What you need to do »
Any pictures in the records below should be skipped; write out everything else exactly.

Data entries
-------------------------

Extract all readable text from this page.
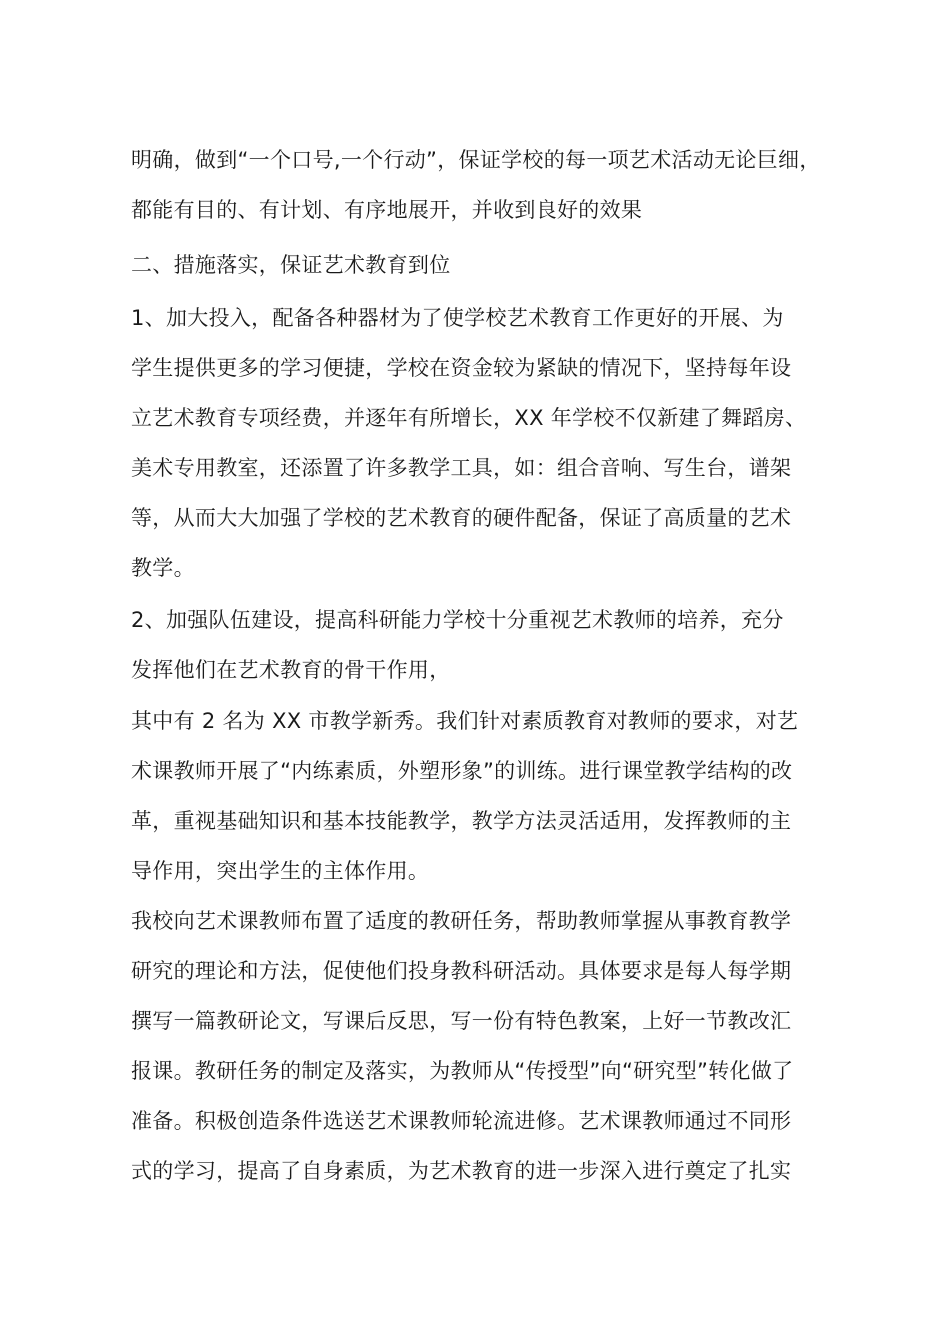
明确，做到“一个口号,一个行动”，保证学校的每一项艺术活动无论巨细，
都能有目的、有计划、有序地展开，并收到良好的效果
二、措施落实，保证艺术教育到位
1、加大投入，配备各种器材为了使学校艺术教育工作更好的开展、为
学生提供更多的学习便捷，学校在资金较为紧缺的情况下，坚持每年设
立艺术教育专项经费，并逐年有所增长，XX 年学校不仅新建了舞蹈房、
美术专用教室，还添置了许多教学工具，如：组合音响、写生台，谱架
等，从而大大加强了学校的艺术教育的硬件配备，保证了高质量的艺术
教学。
2、加强队伍建设，提高科研能力学校十分重视艺术教师的培养，充分
发挥他们在艺术教育的骨干作用，
其中有 2 名为 XX 市教学新秀。我们针对素质教育对教师的要求，对艺
术课教师开展了“内练素质，外塑形象”的训练。进行课堂教学结构的改
革，重视基础知识和基本技能教学，教学方法灵活适用，发挥教师的主
导作用，突出学生的主体作用。
我校向艺术课教师布置了适度的教研任务，帮助教师掌握从事教育教学
研究的理论和方法，促使他们投身教科研活动。具体要求是每人每学期
撰写一篇教研论文，写课后反思，写一份有特色教案，上好一节教改汇
报课。教研任务的制定及落实，为教师从“传授型”向“研究型”转化做了
准备。积极创造条件选送艺术课教师轮流进修。艺术课教师通过不同形
式的学习，提高了自身素质，为艺术教育的进一步深入进行奠定了扎实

-------------------------

Result of this exercise »
Extract all readable text from this page.
明确，做到“一个口号,一个行动”，保证学校的每一项艺术活动无论巨细，
都能有目的、有计划、有序地展开，并收到良好的效果
二、措施落实，保证艺术教育到位
1、加大投入，配备各种器材为了使学校艺术教育工作更好的开展、为
学生提供更多的学习便捷，学校在资金较为紧缺的情况下，坚持每年设
立艺术教育专项经费，并逐年有所增长，XX 年学校不仅新建了舞蹈房、
美术专用教室，还添置了许多教学工具，如：组合音响、写生台，谱架
等，从而大大加强了学校的艺术教育的硬件配备，保证了高质量的艺术
教学。
2、加强队伍建设，提高科研能力学校十分重视艺术教师的培养，充分
发挥他们在艺术教育的骨干作用，
其中有 2 名为 XX 市教学新秀。我们针对素质教育对教师的要求，对艺
术课教师开展了“内练素质，外塑形象”的训练。进行课堂教学结构的改
革，重视基础知识和基本技能教学，教学方法灵活适用，发挥教师的主
导作用，突出学生的主体作用。
我校向艺术课教师布置了适度的教研任务，帮助教师掌握从事教育教学
研究的理论和方法，促使他们投身教科研活动。具体要求是每人每学期
撰写一篇教研论文，写课后反思，写一份有特色教案，上好一节教改汇
报课。教研任务的制定及落实，为教师从“传授型”向“研究型”转化做了
准备。积极创造条件选送艺术课教师轮流进修。艺术课教师通过不同形
式的学习，提高了自身素质，为艺术教育的进一步深入进行奠定了扎实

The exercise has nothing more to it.